> **Task to carry out**: Strip the pictures and reproduce the rest of the listing exactly.

**********

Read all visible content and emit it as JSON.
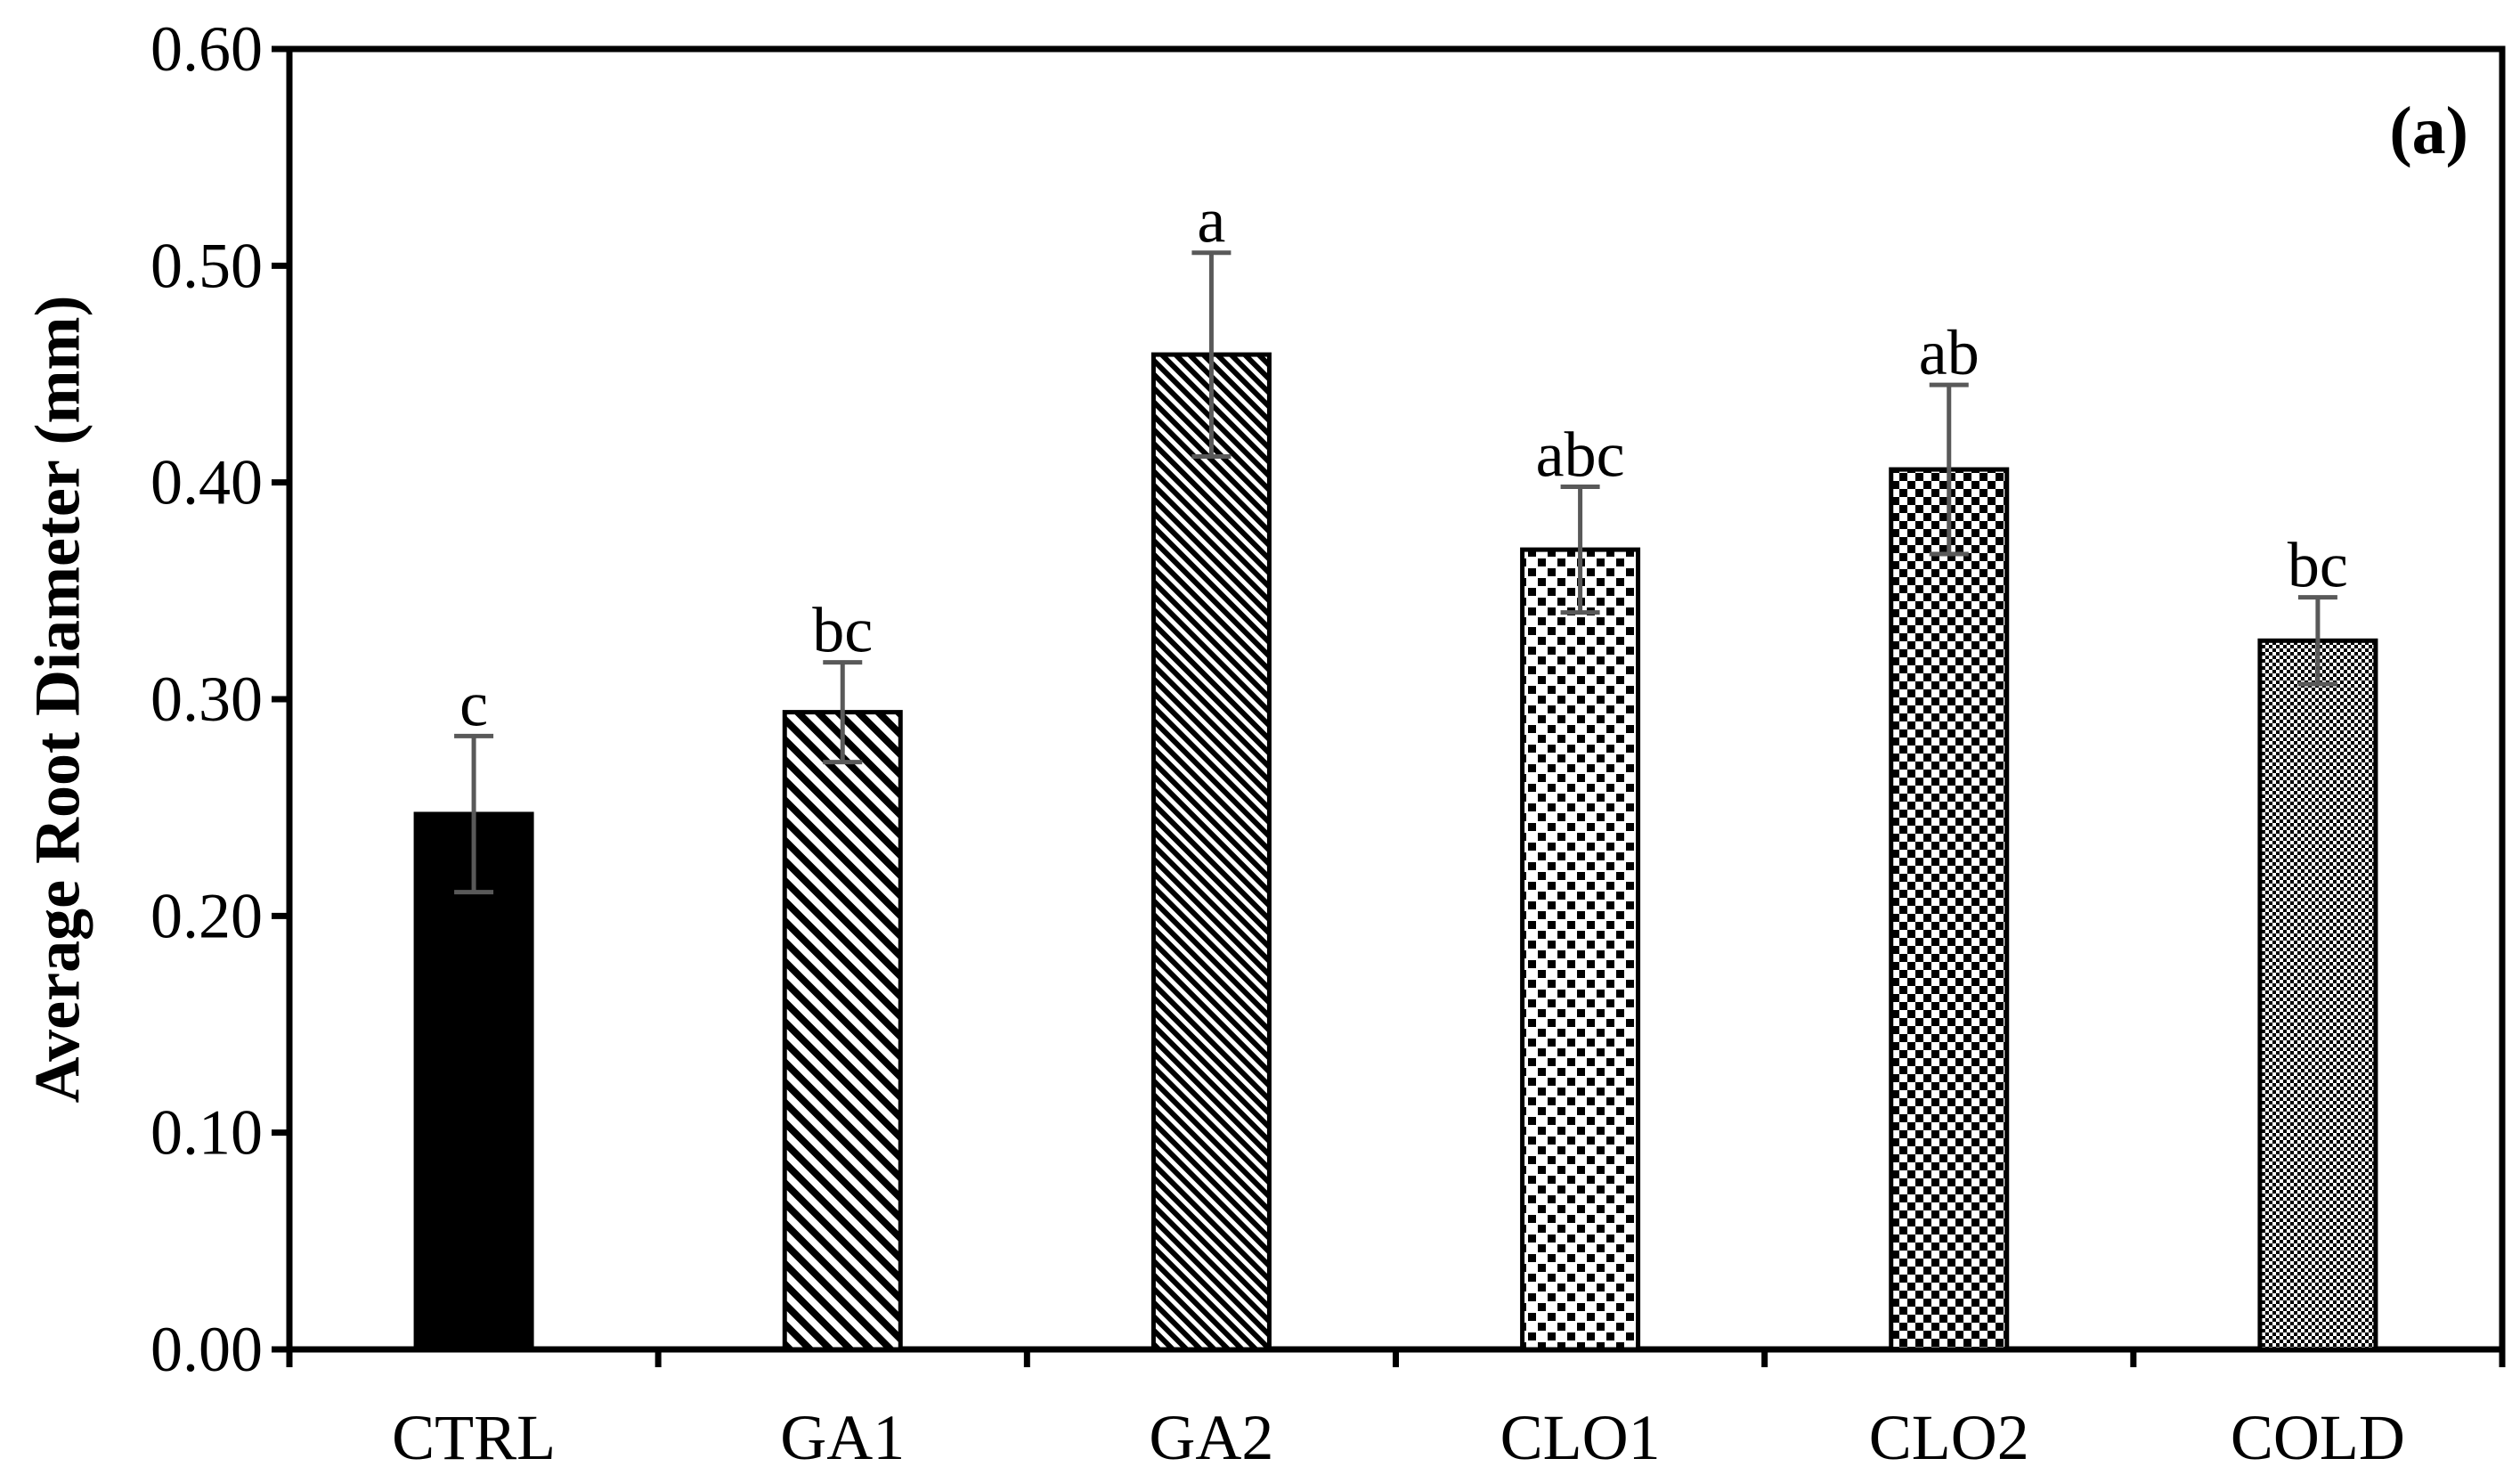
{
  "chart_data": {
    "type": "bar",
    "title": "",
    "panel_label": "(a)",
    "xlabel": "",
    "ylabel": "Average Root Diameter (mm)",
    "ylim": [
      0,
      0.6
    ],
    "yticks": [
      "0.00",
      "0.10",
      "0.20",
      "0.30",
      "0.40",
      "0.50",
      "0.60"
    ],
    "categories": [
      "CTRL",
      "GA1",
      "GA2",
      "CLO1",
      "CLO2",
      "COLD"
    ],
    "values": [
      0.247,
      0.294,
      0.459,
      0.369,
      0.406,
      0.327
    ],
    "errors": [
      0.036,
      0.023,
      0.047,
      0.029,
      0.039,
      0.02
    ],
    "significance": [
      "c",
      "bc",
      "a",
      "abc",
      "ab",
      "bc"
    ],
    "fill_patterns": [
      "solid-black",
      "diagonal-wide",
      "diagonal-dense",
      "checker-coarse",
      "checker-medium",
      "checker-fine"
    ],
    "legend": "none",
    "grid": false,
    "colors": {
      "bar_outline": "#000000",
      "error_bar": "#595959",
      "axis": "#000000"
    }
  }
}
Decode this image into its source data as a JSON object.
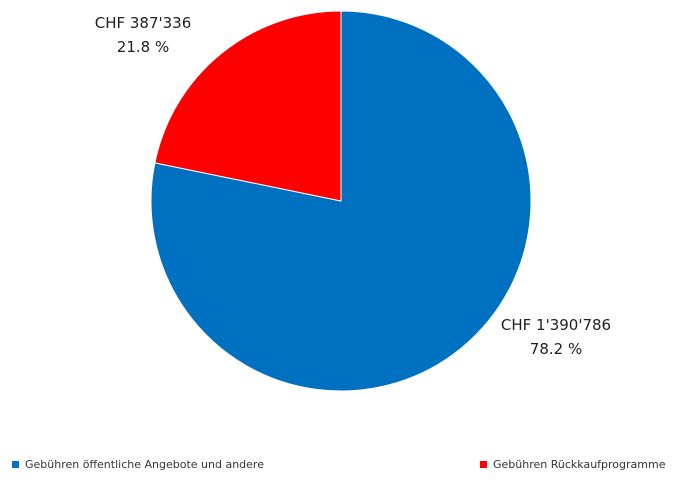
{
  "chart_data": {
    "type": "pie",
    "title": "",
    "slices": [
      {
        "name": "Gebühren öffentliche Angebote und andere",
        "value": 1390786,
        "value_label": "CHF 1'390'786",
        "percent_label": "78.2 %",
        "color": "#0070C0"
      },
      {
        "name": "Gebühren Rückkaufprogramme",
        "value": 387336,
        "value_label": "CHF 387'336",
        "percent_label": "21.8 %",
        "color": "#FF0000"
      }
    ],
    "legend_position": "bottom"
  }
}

**********

> **Result of this task**:
Read all visible content and emit it as JSON.
{
  "chart_data": {
    "type": "bar",
    "title": "",
    "panel_label": "(a)",
    "xlabel": "",
    "ylabel": "Average Root Diameter (mm)",
    "ylim": [
      0,
      0.6
    ],
    "yticks": [
      "0.00",
      "0.10",
      "0.20",
      "0.30",
      "0.40",
      "0.50",
      "0.60"
    ],
    "categories": [
      "CTRL",
      "GA1",
      "GA2",
      "CLO1",
      "CLO2",
      "COLD"
    ],
    "values": [
      0.247,
      0.294,
      0.459,
      0.369,
      0.406,
      0.327
    ],
    "errors": [
      0.036,
      0.023,
      0.047,
      0.029,
      0.039,
      0.02
    ],
    "significance": [
      "c",
      "bc",
      "a",
      "abc",
      "ab",
      "bc"
    ],
    "fill_patterns": [
      "solid-black",
      "diagonal-wide",
      "diagonal-dense",
      "checker-coarse",
      "checker-medium",
      "checker-fine"
    ],
    "legend": "none",
    "grid": false,
    "colors": {
      "bar_outline": "#000000",
      "error_bar": "#595959",
      "axis": "#000000"
    }
  }
}
Decode this image into its source data as a JSON object.
{
  "chart_data": {
    "type": "pie",
    "title": "",
    "slices": [
      {
        "name": "Gebühren öffentliche Angebote und andere",
        "value": 1390786,
        "value_label": "CHF 1'390'786",
        "percent_label": "78.2 %",
        "color": "#0070C0"
      },
      {
        "name": "Gebühren Rückkaufprogramme",
        "value": 387336,
        "value_label": "CHF 387'336",
        "percent_label": "21.8 %",
        "color": "#FF0000"
      }
    ],
    "legend_position": "bottom"
  }
}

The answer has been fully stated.